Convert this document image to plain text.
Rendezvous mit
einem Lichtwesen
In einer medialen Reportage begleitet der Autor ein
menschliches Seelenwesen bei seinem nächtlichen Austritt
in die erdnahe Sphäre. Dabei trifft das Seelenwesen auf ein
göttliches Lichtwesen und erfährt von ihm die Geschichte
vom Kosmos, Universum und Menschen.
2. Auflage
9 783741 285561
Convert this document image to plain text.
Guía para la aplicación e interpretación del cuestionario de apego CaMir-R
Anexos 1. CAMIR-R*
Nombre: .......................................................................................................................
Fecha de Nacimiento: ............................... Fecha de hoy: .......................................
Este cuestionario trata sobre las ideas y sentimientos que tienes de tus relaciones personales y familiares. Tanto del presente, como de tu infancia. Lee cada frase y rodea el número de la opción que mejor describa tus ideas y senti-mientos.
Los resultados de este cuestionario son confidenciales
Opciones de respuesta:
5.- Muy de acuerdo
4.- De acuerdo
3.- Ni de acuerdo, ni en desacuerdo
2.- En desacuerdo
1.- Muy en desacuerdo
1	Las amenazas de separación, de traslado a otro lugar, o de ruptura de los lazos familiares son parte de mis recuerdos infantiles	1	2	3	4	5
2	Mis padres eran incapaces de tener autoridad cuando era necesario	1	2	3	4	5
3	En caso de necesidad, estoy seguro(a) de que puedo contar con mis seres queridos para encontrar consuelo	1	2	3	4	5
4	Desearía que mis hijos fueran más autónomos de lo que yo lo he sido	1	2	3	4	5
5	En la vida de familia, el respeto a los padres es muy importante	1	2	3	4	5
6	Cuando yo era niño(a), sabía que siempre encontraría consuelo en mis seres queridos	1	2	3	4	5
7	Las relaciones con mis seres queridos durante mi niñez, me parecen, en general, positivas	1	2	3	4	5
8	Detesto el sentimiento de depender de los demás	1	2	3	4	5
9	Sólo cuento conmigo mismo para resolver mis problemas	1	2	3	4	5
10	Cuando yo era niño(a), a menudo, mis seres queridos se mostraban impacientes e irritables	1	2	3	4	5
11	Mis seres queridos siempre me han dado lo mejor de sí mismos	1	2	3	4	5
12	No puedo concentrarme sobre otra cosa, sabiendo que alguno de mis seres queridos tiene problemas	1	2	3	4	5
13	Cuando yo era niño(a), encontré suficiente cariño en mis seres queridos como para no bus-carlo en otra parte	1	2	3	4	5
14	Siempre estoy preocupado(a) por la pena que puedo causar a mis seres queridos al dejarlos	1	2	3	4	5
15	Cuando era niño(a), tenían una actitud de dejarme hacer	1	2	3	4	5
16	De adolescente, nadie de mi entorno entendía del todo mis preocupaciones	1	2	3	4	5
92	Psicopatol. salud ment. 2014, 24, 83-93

◆ **INSTRUCTIONS TO FOLLOW**: Check all the records above and select each line where the string "desacuerdo" is found.

◆ **COMPLETE RESPONSE**:
3.- Ni de acuerdo, ni en desacuerdo
2.- En desacuerdo
1.- Muy en desacuerdo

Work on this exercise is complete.